What needs to be done: Can you print every record below exactly as written?
====== Information provided ======
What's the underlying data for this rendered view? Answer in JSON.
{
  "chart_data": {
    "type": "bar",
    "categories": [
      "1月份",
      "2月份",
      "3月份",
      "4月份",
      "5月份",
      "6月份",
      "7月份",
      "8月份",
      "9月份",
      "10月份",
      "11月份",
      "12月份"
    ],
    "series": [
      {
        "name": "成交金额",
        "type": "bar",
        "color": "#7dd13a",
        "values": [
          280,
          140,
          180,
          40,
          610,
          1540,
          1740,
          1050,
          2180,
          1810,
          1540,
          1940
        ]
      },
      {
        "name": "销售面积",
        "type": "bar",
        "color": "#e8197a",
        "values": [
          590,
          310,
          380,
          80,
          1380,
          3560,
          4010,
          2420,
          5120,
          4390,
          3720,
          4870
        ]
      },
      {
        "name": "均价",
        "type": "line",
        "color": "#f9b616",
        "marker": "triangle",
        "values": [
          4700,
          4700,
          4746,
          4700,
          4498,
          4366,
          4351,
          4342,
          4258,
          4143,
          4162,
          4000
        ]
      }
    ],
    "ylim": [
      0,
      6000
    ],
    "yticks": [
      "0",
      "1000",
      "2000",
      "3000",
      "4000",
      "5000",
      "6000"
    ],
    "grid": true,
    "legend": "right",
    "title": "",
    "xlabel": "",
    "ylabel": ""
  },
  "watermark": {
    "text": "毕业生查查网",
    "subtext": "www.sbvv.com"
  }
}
======
Full solution:
What's the underlying data for this rendered view? Answer in JSON.
{
  "chart_data": {
    "type": "bar",
    "categories": [
      "1月份",
      "2月份",
      "3月份",
      "4月份",
      "5月份",
      "6月份",
      "7月份",
      "8月份",
      "9月份",
      "10月份",
      "11月份",
      "12月份"
    ],
    "series": [
      {
        "name": "成交金额",
        "type": "bar",
        "color": "#7dd13a",
        "values": [
          280,
          140,
          180,
          40,
          610,
          1540,
          1740,
          1050,
          2180,
          1810,
          1540,
          1940
        ]
      },
      {
        "name": "销售面积",
        "type": "bar",
        "color": "#e8197a",
        "values": [
          590,
          310,
          380,
          80,
          1380,
          3560,
          4010,
          2420,
          5120,
          4390,
          3720,
          4870
        ]
      },
      {
        "name": "均价",
        "type": "line",
        "color": "#f9b616",
        "marker": "triangle",
        "values": [
          4700,
          4700,
          4746,
          4700,
          4498,
          4366,
          4351,
          4342,
          4258,
          4143,
          4162,
          4000
        ]
      }
    ],
    "ylim": [
      0,
      6000
    ],
    "yticks": [
      "0",
      "1000",
      "2000",
      "3000",
      "4000",
      "5000",
      "6000"
    ],
    "grid": true,
    "legend": "right",
    "title": "",
    "xlabel": "",
    "ylabel": ""
  },
  "watermark": {
    "text": "毕业生查查网",
    "subtext": "www.sbvv.com"
  }
}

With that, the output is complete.